— Task —
Leave the pictures out and quote only the lines from the one with "Output a JSON" down to the end of the listing below.
** Given data follows **
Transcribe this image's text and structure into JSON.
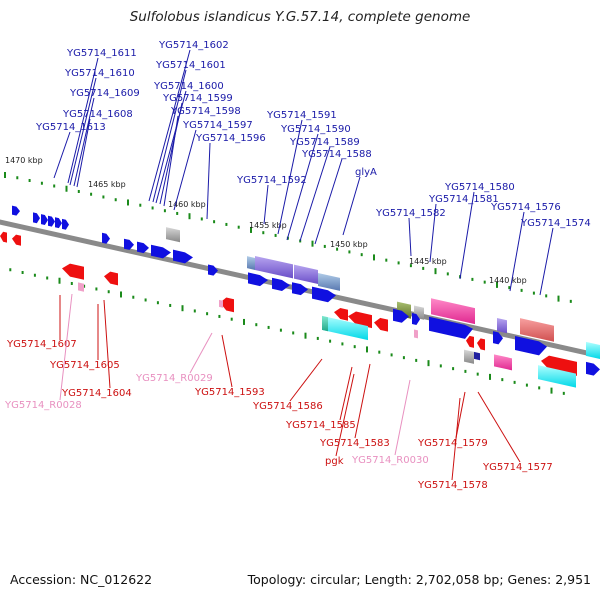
{
  "title": "Sulfolobus islandicus Y.G.57.14, complete genome",
  "footer": {
    "accession": "Accession: NC_012622",
    "summary": "Topology: circular; Length: 2,702,058 bp; Genes: 2,951"
  },
  "colors": {
    "forward_cds": "#1010e0",
    "reverse_cds": "#ee1010",
    "reverse_rna": "#f0a0c8",
    "top_label": "#1a1aa8",
    "bottom_label": "#cc1010",
    "rna_label": "#e890c0",
    "backbone": "#8a8a8a",
    "tick": "#1a8a1a"
  },
  "ruler": [
    "1470 kbp",
    "1465 kbp",
    "1460 kbp",
    "1455 kbp",
    "1450 kbp",
    "1445 kbp",
    "1440 kbp"
  ],
  "top_labels": [
    "YG5714_1611",
    "YG5714_1610",
    "YG5714_1609",
    "YG5714_1608",
    "YG5714_1613",
    "YG5714_1602",
    "YG5714_1601",
    "YG5714_1600",
    "YG5714_1599",
    "YG5714_1598",
    "YG5714_1597",
    "YG5714_1596",
    "YG5714_1591",
    "YG5714_1590",
    "YG5714_1589",
    "YG5714_1588",
    "YG5714_1592",
    "glyA",
    "YG5714_1580",
    "YG5714_1581",
    "YG5714_1582",
    "YG5714_1576",
    "YG5714_1574"
  ],
  "bottom_labels": [
    "YG5714_1607",
    "YG5714_1605",
    "YG5714_1604",
    "YG5714_R0028",
    "YG5714_R0029",
    "YG5714_1593",
    "YG5714_1586",
    "YG5714_1585",
    "YG5714_1583",
    "pgk",
    "YG5714_R0030",
    "YG5714_1579",
    "YG5714_1578",
    "YG5714_1577"
  ]
}
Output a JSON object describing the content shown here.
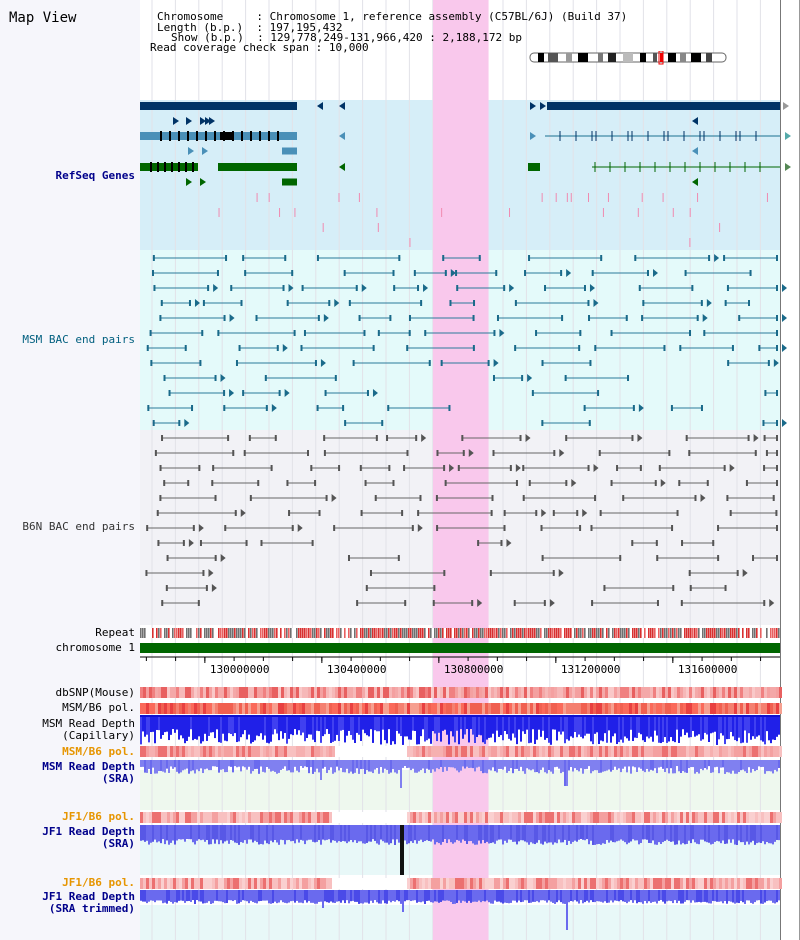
{
  "title": "Map View",
  "info": {
    "chromosome_key": "Chromosome",
    "chromosome_value": "Chromosome 1, reference assembly (C57BL/6J) (Build 37)",
    "length_key": "Length (b.p.)",
    "length_value": "197,195,432",
    "show_key": "Show (b.p.)",
    "show_value": "129,778,249-131,966,420 : 2,188,172 bp",
    "coverage_key": "Read coverage check span",
    "coverage_value": "10,000"
  },
  "tracks": {
    "refseq": "RefSeq Genes",
    "msm_bac": "MSM BAC end pairs",
    "b6n_bac": "B6N BAC end pairs",
    "repeat": "Repeat",
    "chromosome": "chromosome 1",
    "dbsnp": "dbSNP(Mouse)",
    "msm_b6_pol_1": "MSM/B6 pol.",
    "msm_depth_cap": "MSM Read Depth\n(Capillary)",
    "msm_b6_pol_2": "MSM/B6 pol.",
    "msm_depth_sra": "MSM Read Depth\n(SRA)",
    "jf1_b6_pol_1": "JF1/B6 pol.",
    "jf1_depth_sra": "JF1 Read Depth\n(SRA)",
    "jf1_b6_pol_2": "JF1/B6 pol.",
    "jf1_depth_trim": "JF1 Read Depth\n(SRA trimmed)"
  },
  "axis": {
    "ticks": [
      {
        "label": "130000000",
        "value": 130000000
      },
      {
        "label": "130400000",
        "value": 130400000
      },
      {
        "label": "130800000",
        "value": 130800000
      },
      {
        "label": "131200000",
        "value": 131200000
      },
      {
        "label": "131600000",
        "value": 131600000
      }
    ],
    "range_start": 129778249,
    "range_end": 131966420
  },
  "highlight": {
    "start": 130780000,
    "end": 130970000
  },
  "colors": {
    "refseq_bg": "#d6eef8",
    "msm_bg": "#e4fafa",
    "b6n_bg": "#f2f2f6",
    "highlight": "#f9c8ec",
    "navy": "#003366",
    "steel": "#4a90b8",
    "green": "#006600",
    "depth_blue": "#1a1aee",
    "depth_light": "#7070ee",
    "teal_line": "#1a7090"
  }
}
** End of Given data **
— Answer space —
Output a JSON object describing the content shown here.
{
  "title": "Map View",
  "info": {
    "chromosome_key": "Chromosome",
    "chromosome_value": "Chromosome 1, reference assembly (C57BL/6J) (Build 37)",
    "length_key": "Length (b.p.)",
    "length_value": "197,195,432",
    "show_key": "Show (b.p.)",
    "show_value": "129,778,249-131,966,420 : 2,188,172 bp",
    "coverage_key": "Read coverage check span",
    "coverage_value": "10,000"
  },
  "tracks": {
    "refseq": "RefSeq Genes",
    "msm_bac": "MSM BAC end pairs",
    "b6n_bac": "B6N BAC end pairs",
    "repeat": "Repeat",
    "chromosome": "chromosome 1",
    "dbsnp": "dbSNP(Mouse)",
    "msm_b6_pol_1": "MSM/B6 pol.",
    "msm_depth_cap": "MSM Read Depth\n(Capillary)",
    "msm_b6_pol_2": "MSM/B6 pol.",
    "msm_depth_sra": "MSM Read Depth\n(SRA)",
    "jf1_b6_pol_1": "JF1/B6 pol.",
    "jf1_depth_sra": "JF1 Read Depth\n(SRA)",
    "jf1_b6_pol_2": "JF1/B6 pol.",
    "jf1_depth_trim": "JF1 Read Depth\n(SRA trimmed)"
  },
  "axis": {
    "ticks": [
      {
        "label": "130000000",
        "value": 130000000
      },
      {
        "label": "130400000",
        "value": 130400000
      },
      {
        "label": "130800000",
        "value": 130800000
      },
      {
        "label": "131200000",
        "value": 131200000
      },
      {
        "label": "131600000",
        "value": 131600000
      }
    ],
    "range_start": 129778249,
    "range_end": 131966420
  },
  "highlight": {
    "start": 130780000,
    "end": 130970000
  },
  "colors": {
    "refseq_bg": "#d6eef8",
    "msm_bg": "#e4fafa",
    "b6n_bg": "#f2f2f6",
    "highlight": "#f9c8ec",
    "navy": "#003366",
    "steel": "#4a90b8",
    "green": "#006600",
    "depth_blue": "#1a1aee",
    "depth_light": "#7070ee",
    "teal_line": "#1a7090"
  }
}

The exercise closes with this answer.